What is the number of lines containing the word "детям"? Give that number alone.

· · · ·

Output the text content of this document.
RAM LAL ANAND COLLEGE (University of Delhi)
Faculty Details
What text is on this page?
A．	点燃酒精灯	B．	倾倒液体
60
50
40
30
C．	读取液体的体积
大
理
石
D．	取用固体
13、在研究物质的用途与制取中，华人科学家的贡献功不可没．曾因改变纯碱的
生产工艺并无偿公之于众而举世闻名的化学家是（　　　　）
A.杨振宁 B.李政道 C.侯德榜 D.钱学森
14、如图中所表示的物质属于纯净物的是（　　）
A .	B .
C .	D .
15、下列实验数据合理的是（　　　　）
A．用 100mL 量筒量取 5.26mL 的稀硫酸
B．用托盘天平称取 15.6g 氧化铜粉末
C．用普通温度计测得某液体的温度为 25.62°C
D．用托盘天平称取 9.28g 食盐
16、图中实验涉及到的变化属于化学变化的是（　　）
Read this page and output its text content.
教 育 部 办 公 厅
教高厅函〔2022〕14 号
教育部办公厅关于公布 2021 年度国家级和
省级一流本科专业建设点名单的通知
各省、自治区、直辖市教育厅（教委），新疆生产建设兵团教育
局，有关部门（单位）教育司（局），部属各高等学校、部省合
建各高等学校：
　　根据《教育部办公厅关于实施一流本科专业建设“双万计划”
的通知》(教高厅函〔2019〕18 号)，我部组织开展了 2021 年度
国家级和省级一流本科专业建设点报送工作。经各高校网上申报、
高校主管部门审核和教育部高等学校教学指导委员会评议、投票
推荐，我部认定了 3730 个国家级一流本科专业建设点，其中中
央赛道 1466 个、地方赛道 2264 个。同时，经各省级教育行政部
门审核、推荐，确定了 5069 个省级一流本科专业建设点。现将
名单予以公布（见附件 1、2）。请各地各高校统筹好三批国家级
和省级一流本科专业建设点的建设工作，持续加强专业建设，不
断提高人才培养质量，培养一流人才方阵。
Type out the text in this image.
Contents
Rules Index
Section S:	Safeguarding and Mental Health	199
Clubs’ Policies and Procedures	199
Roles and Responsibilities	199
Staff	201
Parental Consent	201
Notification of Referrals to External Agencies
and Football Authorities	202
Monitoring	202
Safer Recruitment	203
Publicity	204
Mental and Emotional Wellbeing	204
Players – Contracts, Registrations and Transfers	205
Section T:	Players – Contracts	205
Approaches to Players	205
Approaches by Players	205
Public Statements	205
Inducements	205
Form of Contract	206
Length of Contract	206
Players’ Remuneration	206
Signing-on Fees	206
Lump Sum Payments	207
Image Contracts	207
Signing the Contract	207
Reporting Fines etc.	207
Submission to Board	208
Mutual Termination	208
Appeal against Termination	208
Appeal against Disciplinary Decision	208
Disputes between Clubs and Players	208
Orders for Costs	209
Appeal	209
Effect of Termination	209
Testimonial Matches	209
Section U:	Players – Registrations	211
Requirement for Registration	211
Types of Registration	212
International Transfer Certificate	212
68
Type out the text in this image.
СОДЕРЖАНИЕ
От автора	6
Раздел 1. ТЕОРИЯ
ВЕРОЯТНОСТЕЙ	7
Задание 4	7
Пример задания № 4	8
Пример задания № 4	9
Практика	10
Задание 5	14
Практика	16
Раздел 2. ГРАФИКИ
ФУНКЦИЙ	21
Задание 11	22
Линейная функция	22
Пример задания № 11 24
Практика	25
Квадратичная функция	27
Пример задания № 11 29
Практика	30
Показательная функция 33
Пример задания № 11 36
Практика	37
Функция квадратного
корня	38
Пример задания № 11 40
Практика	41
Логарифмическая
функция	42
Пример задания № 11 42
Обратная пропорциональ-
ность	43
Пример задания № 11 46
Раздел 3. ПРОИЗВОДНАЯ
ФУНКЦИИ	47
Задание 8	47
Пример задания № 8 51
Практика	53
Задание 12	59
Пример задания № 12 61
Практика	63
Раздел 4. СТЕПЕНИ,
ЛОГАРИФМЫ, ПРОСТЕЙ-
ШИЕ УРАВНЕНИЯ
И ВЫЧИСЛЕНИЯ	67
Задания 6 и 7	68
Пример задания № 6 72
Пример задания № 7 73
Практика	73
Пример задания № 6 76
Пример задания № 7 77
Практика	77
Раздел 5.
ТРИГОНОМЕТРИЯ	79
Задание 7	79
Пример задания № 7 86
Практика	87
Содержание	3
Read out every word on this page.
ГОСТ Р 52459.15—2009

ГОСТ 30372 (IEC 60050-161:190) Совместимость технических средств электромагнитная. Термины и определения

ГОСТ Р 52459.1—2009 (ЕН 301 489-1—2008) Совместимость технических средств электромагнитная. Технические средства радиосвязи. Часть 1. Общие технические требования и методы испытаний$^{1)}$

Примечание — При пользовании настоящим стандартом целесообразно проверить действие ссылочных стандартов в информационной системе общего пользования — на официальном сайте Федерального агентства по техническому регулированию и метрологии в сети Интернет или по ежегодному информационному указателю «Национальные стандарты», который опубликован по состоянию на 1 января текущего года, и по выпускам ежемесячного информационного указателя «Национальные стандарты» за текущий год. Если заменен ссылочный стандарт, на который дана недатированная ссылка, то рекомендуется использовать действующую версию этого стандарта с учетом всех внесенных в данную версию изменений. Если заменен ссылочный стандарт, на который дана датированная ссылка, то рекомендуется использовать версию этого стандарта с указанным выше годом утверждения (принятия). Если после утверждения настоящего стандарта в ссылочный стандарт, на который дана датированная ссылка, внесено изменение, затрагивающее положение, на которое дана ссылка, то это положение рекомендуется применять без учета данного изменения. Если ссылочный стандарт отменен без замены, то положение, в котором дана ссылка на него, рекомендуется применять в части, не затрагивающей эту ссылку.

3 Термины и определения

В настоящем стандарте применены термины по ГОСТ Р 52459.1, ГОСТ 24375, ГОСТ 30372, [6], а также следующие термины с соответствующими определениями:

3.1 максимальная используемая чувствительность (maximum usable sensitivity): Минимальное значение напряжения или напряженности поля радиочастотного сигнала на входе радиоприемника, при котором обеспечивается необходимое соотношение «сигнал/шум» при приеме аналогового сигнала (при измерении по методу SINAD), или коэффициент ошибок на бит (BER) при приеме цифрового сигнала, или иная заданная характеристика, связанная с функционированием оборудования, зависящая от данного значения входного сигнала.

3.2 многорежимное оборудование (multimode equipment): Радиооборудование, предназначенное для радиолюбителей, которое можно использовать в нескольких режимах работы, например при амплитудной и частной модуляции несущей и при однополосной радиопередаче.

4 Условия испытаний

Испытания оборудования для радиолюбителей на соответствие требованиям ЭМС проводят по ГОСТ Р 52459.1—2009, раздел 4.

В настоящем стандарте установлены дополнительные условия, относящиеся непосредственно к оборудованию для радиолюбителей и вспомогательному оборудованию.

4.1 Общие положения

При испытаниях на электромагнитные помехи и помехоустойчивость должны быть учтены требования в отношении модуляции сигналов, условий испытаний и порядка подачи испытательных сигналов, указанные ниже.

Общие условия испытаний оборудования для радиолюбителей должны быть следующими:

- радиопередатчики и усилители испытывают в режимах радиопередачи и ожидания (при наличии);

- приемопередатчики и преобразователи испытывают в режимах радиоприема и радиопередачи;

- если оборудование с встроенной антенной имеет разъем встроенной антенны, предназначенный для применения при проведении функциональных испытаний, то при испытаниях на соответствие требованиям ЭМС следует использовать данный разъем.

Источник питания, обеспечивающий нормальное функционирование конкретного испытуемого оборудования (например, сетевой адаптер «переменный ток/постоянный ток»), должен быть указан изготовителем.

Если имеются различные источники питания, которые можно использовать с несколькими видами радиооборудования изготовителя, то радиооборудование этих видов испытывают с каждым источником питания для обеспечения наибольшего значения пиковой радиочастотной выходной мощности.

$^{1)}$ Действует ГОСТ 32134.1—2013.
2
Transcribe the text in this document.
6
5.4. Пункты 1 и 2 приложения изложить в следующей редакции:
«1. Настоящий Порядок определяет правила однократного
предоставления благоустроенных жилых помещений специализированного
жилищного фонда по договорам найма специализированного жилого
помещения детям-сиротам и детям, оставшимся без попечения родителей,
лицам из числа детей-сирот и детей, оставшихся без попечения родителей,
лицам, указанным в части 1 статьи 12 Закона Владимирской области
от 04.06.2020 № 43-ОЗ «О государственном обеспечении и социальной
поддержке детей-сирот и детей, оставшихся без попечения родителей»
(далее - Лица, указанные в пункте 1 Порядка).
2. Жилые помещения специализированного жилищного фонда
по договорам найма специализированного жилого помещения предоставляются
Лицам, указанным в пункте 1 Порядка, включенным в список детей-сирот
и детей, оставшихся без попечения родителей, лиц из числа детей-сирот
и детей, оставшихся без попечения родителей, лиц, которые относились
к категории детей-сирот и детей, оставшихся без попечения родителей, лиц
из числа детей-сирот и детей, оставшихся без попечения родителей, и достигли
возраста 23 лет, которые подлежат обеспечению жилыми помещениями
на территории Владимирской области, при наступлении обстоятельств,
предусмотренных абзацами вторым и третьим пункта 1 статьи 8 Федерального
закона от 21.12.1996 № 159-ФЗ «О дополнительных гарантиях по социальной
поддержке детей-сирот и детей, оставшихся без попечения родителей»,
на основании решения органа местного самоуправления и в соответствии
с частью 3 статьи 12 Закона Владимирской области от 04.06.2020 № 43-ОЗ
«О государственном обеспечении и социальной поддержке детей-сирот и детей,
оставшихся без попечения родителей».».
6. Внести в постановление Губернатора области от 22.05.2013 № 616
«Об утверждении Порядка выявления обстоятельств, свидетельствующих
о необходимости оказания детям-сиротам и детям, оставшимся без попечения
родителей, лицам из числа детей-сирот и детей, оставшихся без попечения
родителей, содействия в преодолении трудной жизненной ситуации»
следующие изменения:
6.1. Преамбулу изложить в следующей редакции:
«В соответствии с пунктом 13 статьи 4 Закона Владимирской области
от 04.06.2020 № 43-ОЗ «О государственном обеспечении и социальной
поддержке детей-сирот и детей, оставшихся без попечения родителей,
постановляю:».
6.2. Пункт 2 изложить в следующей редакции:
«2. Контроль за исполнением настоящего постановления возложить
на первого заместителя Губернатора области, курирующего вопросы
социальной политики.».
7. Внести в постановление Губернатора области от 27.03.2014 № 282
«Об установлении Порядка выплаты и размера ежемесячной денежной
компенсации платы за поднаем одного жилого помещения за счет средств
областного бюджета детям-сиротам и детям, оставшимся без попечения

· · · ·

#### The answer:
3